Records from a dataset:
------------------------------------------------------------
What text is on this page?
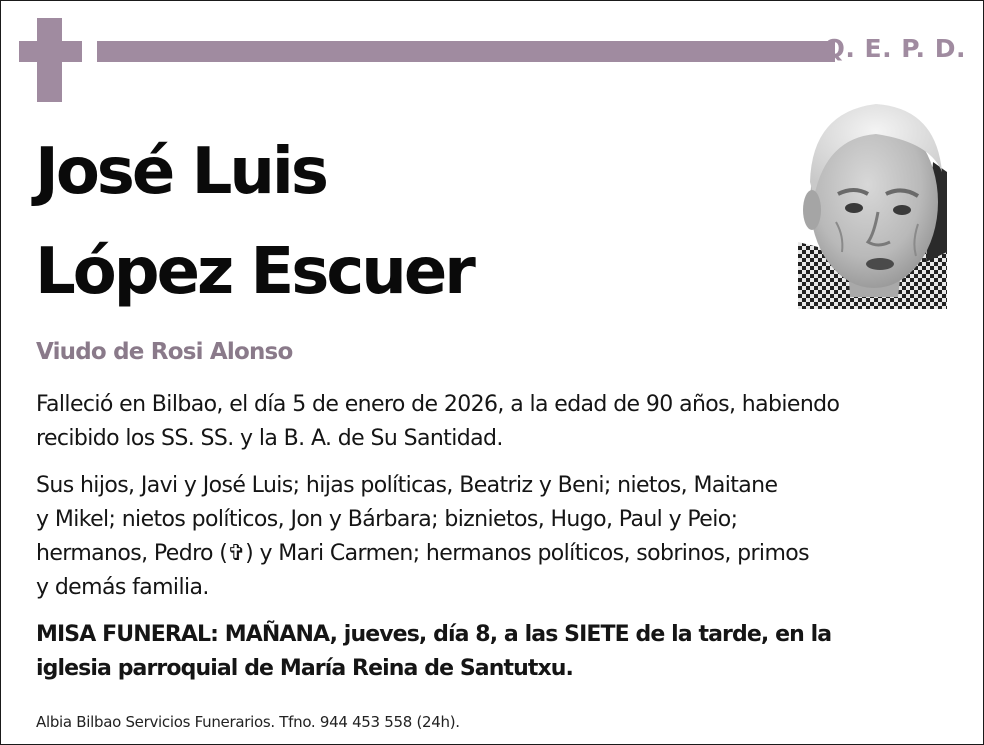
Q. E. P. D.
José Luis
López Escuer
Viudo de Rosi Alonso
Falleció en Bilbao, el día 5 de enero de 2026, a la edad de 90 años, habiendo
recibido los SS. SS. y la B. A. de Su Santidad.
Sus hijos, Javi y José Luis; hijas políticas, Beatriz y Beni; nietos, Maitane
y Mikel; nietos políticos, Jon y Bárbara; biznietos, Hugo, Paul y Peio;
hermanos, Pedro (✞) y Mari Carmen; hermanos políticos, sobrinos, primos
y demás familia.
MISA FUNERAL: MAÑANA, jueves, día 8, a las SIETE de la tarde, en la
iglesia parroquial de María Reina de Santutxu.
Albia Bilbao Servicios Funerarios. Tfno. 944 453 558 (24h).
------------------------------------------------------------
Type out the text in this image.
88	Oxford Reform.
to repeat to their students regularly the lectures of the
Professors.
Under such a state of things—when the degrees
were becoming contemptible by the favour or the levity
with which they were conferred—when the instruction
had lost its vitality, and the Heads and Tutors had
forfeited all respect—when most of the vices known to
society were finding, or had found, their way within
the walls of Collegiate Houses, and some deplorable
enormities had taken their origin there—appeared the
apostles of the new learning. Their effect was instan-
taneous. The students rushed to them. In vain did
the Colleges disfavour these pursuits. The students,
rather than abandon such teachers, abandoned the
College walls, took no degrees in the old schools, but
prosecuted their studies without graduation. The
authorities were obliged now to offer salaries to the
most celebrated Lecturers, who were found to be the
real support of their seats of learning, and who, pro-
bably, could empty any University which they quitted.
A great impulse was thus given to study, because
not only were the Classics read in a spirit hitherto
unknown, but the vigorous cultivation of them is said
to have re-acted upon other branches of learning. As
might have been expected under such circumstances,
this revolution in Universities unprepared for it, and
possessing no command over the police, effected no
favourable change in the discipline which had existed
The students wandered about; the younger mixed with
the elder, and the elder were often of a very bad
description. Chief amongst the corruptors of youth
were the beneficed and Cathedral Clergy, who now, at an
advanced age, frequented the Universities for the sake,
------------------------------------------------------------
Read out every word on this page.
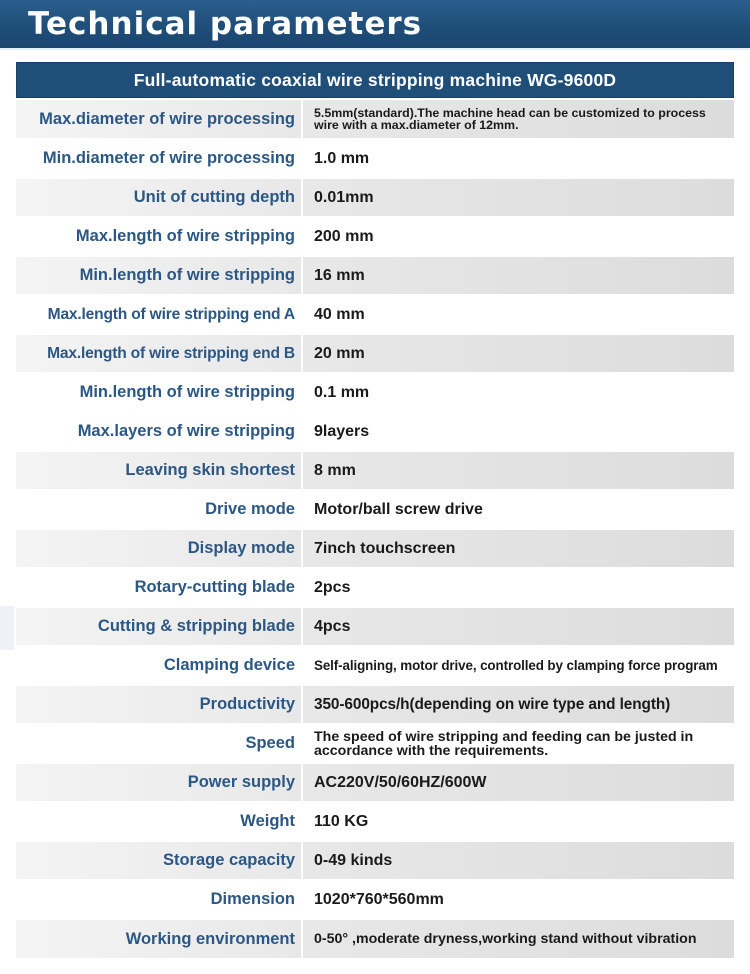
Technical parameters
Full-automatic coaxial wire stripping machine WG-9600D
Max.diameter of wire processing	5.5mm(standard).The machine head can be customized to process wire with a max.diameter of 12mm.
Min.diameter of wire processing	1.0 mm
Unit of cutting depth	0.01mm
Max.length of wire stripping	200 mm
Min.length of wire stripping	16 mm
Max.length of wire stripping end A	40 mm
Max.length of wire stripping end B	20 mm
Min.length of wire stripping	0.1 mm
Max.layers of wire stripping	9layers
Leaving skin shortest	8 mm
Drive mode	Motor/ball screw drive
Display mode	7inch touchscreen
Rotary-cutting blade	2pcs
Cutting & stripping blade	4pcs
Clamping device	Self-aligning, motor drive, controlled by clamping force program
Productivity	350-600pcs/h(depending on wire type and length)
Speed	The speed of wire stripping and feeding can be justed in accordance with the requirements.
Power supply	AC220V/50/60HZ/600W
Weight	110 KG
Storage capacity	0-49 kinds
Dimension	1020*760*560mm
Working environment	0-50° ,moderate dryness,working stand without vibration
------------------------------------------------------------
_Your task:_ Identify the lines in the entries that hold "which" and return each one.

_Correct output:_
with which they were conferred—when the instruction
bably, could empty any University which they quitted.
favourable change in the discipline which had existed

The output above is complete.